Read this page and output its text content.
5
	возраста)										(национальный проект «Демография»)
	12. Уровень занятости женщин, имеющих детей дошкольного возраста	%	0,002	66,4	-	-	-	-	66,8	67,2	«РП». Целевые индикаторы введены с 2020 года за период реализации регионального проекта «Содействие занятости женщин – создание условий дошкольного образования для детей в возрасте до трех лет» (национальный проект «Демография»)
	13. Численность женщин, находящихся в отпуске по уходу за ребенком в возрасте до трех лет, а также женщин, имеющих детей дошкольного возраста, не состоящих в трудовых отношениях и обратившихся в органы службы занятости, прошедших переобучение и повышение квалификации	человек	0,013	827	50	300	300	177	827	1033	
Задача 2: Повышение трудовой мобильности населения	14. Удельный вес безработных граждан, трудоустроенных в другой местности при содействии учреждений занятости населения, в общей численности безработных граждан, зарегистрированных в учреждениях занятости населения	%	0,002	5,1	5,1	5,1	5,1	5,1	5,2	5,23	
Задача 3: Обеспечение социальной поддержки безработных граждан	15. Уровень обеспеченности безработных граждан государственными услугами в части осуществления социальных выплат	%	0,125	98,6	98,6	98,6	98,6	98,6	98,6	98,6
----
= AIM =
Output the lines above verbatim and in full.

= TASK RESPONSE =
Read this page and output its text content.
5
	возраста)										(национальный проект «Демография»)
	12. Уровень занятости женщин, имеющих детей дошкольного возраста	%	0,002	66,4	-	-	-	-	66,8	67,2	«РП». Целевые индикаторы введены с 2020 года за период реализации регионального проекта «Содействие занятости женщин – создание условий дошкольного образования для детей в возрасте до трех лет» (национальный проект «Демография»)
	13. Численность женщин, находящихся в отпуске по уходу за ребенком в возрасте до трех лет, а также женщин, имеющих детей дошкольного возраста, не состоящих в трудовых отношениях и обратившихся в органы службы занятости, прошедших переобучение и повышение квалификации	человек	0,013	827	50	300	300	177	827	1033	
Задача 2: Повышение трудовой мобильности населения	14. Удельный вес безработных граждан, трудоустроенных в другой местности при содействии учреждений занятости населения, в общей численности безработных граждан, зарегистрированных в учреждениях занятости населения	%	0,002	5,1	5,1	5,1	5,1	5,1	5,2	5,23	
Задача 3: Обеспечение социальной поддержки безработных граждан	15. Уровень обеспеченности безработных граждан государственными услугами в части осуществления социальных выплат	%	0,125	98,6	98,6	98,6	98,6	98,6	98,6	98,6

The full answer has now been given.